Data items
--

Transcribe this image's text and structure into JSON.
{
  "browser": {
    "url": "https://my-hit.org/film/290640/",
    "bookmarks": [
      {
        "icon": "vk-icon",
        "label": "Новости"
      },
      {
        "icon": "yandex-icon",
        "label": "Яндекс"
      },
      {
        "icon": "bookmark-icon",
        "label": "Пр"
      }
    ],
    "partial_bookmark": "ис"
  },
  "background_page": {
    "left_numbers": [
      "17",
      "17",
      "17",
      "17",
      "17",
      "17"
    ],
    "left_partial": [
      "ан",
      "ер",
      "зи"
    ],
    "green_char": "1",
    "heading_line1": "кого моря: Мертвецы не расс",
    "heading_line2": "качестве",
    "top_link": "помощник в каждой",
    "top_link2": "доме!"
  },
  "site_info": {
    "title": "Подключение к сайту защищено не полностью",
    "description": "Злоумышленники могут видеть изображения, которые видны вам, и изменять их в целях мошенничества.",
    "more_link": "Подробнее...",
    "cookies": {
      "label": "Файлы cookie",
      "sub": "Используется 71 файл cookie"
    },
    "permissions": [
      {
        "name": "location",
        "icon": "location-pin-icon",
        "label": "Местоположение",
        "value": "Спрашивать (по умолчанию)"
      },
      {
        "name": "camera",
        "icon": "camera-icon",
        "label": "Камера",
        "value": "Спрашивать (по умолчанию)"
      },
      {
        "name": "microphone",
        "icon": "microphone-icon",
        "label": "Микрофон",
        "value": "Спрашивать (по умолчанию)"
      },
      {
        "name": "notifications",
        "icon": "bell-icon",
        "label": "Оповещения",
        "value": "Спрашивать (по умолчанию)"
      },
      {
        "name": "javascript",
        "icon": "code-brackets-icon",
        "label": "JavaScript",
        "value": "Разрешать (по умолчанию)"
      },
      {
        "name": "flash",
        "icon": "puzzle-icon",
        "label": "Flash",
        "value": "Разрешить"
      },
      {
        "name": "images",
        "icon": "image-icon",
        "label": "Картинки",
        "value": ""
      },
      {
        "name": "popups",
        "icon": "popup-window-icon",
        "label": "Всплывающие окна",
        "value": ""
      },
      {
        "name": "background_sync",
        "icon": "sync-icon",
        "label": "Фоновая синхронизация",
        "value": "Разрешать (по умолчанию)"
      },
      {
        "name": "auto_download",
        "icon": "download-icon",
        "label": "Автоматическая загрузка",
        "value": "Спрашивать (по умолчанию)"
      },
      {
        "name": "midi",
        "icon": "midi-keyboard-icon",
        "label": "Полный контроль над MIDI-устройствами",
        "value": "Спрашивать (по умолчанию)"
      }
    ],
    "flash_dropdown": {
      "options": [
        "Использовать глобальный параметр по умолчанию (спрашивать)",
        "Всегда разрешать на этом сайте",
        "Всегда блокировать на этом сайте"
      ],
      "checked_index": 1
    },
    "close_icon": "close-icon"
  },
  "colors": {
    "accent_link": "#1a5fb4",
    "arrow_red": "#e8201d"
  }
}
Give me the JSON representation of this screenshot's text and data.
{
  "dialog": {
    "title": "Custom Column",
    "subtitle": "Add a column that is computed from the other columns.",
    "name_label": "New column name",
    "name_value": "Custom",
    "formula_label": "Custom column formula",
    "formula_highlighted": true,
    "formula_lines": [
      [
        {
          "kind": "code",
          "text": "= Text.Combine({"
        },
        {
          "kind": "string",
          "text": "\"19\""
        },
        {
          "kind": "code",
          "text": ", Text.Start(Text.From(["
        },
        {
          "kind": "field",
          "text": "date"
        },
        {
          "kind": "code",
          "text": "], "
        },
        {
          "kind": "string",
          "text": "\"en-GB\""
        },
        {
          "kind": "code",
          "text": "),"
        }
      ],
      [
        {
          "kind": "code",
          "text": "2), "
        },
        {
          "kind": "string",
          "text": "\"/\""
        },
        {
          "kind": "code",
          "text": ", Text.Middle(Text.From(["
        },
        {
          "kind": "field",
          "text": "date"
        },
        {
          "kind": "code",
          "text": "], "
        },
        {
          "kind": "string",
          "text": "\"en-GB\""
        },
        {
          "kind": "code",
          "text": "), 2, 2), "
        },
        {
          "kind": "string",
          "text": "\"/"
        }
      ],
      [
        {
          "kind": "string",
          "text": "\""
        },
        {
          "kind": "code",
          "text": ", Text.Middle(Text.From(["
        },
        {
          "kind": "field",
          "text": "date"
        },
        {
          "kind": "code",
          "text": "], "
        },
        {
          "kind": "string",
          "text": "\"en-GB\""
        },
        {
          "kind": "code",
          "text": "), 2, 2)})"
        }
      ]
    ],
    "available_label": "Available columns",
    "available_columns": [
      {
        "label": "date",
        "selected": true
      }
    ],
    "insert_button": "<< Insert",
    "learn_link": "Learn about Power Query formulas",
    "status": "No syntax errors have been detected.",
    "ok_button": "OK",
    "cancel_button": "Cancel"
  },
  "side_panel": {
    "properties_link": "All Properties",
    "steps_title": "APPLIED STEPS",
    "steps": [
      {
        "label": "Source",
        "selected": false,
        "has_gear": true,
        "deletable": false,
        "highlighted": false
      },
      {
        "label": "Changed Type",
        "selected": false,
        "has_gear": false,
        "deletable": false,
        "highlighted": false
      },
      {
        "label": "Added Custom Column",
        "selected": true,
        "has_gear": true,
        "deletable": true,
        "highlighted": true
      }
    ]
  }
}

--

PROBLEM DETAILS = Type the material above out again, exactly.

OUTPUT FOR THIS TASK =
Transcribe this image's text and structure into JSON.
{
  "browser": {
    "url": "https://my-hit.org/film/290640/",
    "bookmarks": [
      {
        "icon": "vk-icon",
        "label": "Новости"
      },
      {
        "icon": "yandex-icon",
        "label": "Яндекс"
      },
      {
        "icon": "bookmark-icon",
        "label": "Пр"
      }
    ],
    "partial_bookmark": "ис"
  },
  "background_page": {
    "left_numbers": [
      "17",
      "17",
      "17",
      "17",
      "17",
      "17"
    ],
    "left_partial": [
      "ан",
      "ер",
      "зи"
    ],
    "green_char": "1",
    "heading_line1": "кого моря: Мертвецы не расс",
    "heading_line2": "качестве",
    "top_link": "помощник в каждой",
    "top_link2": "доме!"
  },
  "site_info": {
    "title": "Подключение к сайту защищено не полностью",
    "description": "Злоумышленники могут видеть изображения, которые видны вам, и изменять их в целях мошенничества.",
    "more_link": "Подробнее...",
    "cookies": {
      "label": "Файлы cookie",
      "sub": "Используется 71 файл cookie"
    },
    "permissions": [
      {
        "name": "location",
        "icon": "location-pin-icon",
        "label": "Местоположение",
        "value": "Спрашивать (по умолчанию)"
      },
      {
        "name": "camera",
        "icon": "camera-icon",
        "label": "Камера",
        "value": "Спрашивать (по умолчанию)"
      },
      {
        "name": "microphone",
        "icon": "microphone-icon",
        "label": "Микрофон",
        "value": "Спрашивать (по умолчанию)"
      },
      {
        "name": "notifications",
        "icon": "bell-icon",
        "label": "Оповещения",
        "value": "Спрашивать (по умолчанию)"
      },
      {
        "name": "javascript",
        "icon": "code-brackets-icon",
        "label": "JavaScript",
        "value": "Разрешать (по умолчанию)"
      },
      {
        "name": "flash",
        "icon": "puzzle-icon",
        "label": "Flash",
        "value": "Разрешить"
      },
      {
        "name": "images",
        "icon": "image-icon",
        "label": "Картинки",
        "value": ""
      },
      {
        "name": "popups",
        "icon": "popup-window-icon",
        "label": "Всплывающие окна",
        "value": ""
      },
      {
        "name": "background_sync",
        "icon": "sync-icon",
        "label": "Фоновая синхронизация",
        "value": "Разрешать (по умолчанию)"
      },
      {
        "name": "auto_download",
        "icon": "download-icon",
        "label": "Автоматическая загрузка",
        "value": "Спрашивать (по умолчанию)"
      },
      {
        "name": "midi",
        "icon": "midi-keyboard-icon",
        "label": "Полный контроль над MIDI-устройствами",
        "value": "Спрашивать (по умолчанию)"
      }
    ],
    "flash_dropdown": {
      "options": [
        "Использовать глобальный параметр по умолчанию (спрашивать)",
        "Всегда разрешать на этом сайте",
        "Всегда блокировать на этом сайте"
      ],
      "checked_index": 1
    },
    "close_icon": "close-icon"
  },
  "colors": {
    "accent_link": "#1a5fb4",
    "arrow_red": "#e8201d"
  }
}
Give me the JSON representation of this screenshot's text and data.
{
  "dialog": {
    "title": "Custom Column",
    "subtitle": "Add a column that is computed from the other columns.",
    "name_label": "New column name",
    "name_value": "Custom",
    "formula_label": "Custom column formula",
    "formula_highlighted": true,
    "formula_lines": [
      [
        {
          "kind": "code",
          "text": "= Text.Combine({"
        },
        {
          "kind": "string",
          "text": "\"19\""
        },
        {
          "kind": "code",
          "text": ", Text.Start(Text.From(["
        },
        {
          "kind": "field",
          "text": "date"
        },
        {
          "kind": "code",
          "text": "], "
        },
        {
          "kind": "string",
          "text": "\"en-GB\""
        },
        {
          "kind": "code",
          "text": "),"
        }
      ],
      [
        {
          "kind": "code",
          "text": "2), "
        },
        {
          "kind": "string",
          "text": "\"/\""
        },
        {
          "kind": "code",
          "text": ", Text.Middle(Text.From(["
        },
        {
          "kind": "field",
          "text": "date"
        },
        {
          "kind": "code",
          "text": "], "
        },
        {
          "kind": "string",
          "text": "\"en-GB\""
        },
        {
          "kind": "code",
          "text": "), 2, 2), "
        },
        {
          "kind": "string",
          "text": "\"/"
        }
      ],
      [
        {
          "kind": "string",
          "text": "\""
        },
        {
          "kind": "code",
          "text": ", Text.Middle(Text.From(["
        },
        {
          "kind": "field",
          "text": "date"
        },
        {
          "kind": "code",
          "text": "], "
        },
        {
          "kind": "string",
          "text": "\"en-GB\""
        },
        {
          "kind": "code",
          "text": "), 2, 2)})"
        }
      ]
    ],
    "available_label": "Available columns",
    "available_columns": [
      {
        "label": "date",
        "selected": true
      }
    ],
    "insert_button": "<< Insert",
    "learn_link": "Learn about Power Query formulas",
    "status": "No syntax errors have been detected.",
    "ok_button": "OK",
    "cancel_button": "Cancel"
  },
  "side_panel": {
    "properties_link": "All Properties",
    "steps_title": "APPLIED STEPS",
    "steps": [
      {
        "label": "Source",
        "selected": false,
        "has_gear": true,
        "deletable": false,
        "highlighted": false
      },
      {
        "label": "Changed Type",
        "selected": false,
        "has_gear": false,
        "deletable": false,
        "highlighted": false
      },
      {
        "label": "Added Custom Column",
        "selected": true,
        "has_gear": true,
        "deletable": true,
        "highlighted": true
      }
    ]
  }
}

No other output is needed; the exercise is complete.